**Excerpted records**
┏━━
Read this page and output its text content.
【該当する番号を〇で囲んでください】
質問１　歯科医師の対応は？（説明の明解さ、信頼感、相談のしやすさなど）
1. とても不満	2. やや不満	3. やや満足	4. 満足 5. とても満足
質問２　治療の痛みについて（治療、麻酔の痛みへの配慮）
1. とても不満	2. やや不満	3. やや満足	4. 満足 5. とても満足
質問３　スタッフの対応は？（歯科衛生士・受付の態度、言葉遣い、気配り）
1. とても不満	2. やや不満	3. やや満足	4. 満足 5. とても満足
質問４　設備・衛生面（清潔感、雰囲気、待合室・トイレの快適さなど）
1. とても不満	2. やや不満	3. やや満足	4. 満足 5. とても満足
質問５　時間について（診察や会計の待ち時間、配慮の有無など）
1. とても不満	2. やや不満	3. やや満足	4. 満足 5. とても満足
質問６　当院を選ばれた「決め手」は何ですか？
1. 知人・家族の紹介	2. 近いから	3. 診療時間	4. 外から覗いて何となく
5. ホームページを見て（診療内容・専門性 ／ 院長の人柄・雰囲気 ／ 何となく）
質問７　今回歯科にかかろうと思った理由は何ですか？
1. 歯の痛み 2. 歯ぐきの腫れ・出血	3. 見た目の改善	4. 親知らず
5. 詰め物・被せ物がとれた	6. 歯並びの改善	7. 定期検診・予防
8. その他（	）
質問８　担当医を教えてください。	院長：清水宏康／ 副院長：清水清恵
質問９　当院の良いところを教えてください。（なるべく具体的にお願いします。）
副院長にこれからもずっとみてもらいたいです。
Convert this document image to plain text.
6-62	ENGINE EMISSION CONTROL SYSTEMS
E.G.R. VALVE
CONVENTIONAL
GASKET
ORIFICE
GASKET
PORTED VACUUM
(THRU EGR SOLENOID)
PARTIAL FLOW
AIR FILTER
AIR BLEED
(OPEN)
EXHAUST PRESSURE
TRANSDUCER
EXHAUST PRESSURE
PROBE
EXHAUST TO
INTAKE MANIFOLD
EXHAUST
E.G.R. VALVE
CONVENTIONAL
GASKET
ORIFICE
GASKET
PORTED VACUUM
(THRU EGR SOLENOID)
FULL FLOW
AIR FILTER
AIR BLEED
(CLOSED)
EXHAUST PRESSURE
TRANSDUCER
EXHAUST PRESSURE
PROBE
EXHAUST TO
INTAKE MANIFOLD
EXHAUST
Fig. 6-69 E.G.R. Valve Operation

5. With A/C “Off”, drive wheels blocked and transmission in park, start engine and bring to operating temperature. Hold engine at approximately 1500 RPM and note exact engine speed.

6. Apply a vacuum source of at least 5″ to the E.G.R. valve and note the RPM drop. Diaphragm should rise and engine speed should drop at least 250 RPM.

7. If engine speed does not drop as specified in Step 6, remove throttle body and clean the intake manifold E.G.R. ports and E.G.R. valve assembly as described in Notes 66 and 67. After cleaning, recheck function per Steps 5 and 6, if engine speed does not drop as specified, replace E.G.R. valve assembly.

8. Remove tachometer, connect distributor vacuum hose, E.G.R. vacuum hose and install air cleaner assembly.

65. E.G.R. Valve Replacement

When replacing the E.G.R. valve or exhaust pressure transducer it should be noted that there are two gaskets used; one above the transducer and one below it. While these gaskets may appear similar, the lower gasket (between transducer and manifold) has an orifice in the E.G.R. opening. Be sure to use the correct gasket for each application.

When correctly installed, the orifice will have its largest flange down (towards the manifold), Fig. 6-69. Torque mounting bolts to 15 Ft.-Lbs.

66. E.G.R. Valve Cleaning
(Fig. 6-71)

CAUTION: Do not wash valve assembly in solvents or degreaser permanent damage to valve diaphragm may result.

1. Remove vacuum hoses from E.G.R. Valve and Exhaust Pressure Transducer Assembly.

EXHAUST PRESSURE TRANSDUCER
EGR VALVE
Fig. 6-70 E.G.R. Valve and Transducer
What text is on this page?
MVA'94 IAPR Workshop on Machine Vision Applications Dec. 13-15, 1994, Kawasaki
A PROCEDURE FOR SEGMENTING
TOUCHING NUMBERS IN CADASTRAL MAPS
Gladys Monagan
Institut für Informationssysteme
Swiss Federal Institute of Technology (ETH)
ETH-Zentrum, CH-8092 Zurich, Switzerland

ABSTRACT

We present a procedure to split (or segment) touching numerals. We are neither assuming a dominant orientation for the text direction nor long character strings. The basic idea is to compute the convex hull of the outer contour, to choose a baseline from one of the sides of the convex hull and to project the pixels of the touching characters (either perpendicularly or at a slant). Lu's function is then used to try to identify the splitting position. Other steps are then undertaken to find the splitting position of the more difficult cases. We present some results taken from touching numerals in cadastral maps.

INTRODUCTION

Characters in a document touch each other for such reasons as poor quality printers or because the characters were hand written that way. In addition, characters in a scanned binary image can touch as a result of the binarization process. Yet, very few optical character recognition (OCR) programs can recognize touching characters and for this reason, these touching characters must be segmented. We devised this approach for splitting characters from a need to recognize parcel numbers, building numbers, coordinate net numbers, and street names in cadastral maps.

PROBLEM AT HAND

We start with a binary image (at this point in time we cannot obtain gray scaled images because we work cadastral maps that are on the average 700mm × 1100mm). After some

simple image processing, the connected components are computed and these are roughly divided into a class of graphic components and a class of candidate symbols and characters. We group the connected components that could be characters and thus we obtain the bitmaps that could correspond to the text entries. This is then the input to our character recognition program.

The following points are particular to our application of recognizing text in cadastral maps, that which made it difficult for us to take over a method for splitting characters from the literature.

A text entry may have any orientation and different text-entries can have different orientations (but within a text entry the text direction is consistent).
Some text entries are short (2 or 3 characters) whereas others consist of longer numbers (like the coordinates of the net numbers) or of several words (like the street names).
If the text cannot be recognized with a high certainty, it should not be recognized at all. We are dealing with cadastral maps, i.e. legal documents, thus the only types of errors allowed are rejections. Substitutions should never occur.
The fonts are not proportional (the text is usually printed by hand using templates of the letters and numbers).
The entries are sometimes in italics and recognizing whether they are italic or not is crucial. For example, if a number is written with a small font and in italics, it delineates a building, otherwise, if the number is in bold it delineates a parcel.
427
┗━━
**Written exercise**
Show the lines from the data above that contain the string "drop".

**Result**
6. Apply a vacuum source of at least 5″ to the E.G.R. valve and note the RPM drop. Diaphragm should rise and engine speed should drop at least 250 RPM.
7. If engine speed does not drop as specified in Step 6, remove throttle body and clean the intake manifold E.G.R. ports and E.G.R. valve assembly as described in Notes 66 and 67. After cleaning, recheck function per Steps 5 and 6, if engine speed does not drop as specified, replace E.G.R. valve assembly.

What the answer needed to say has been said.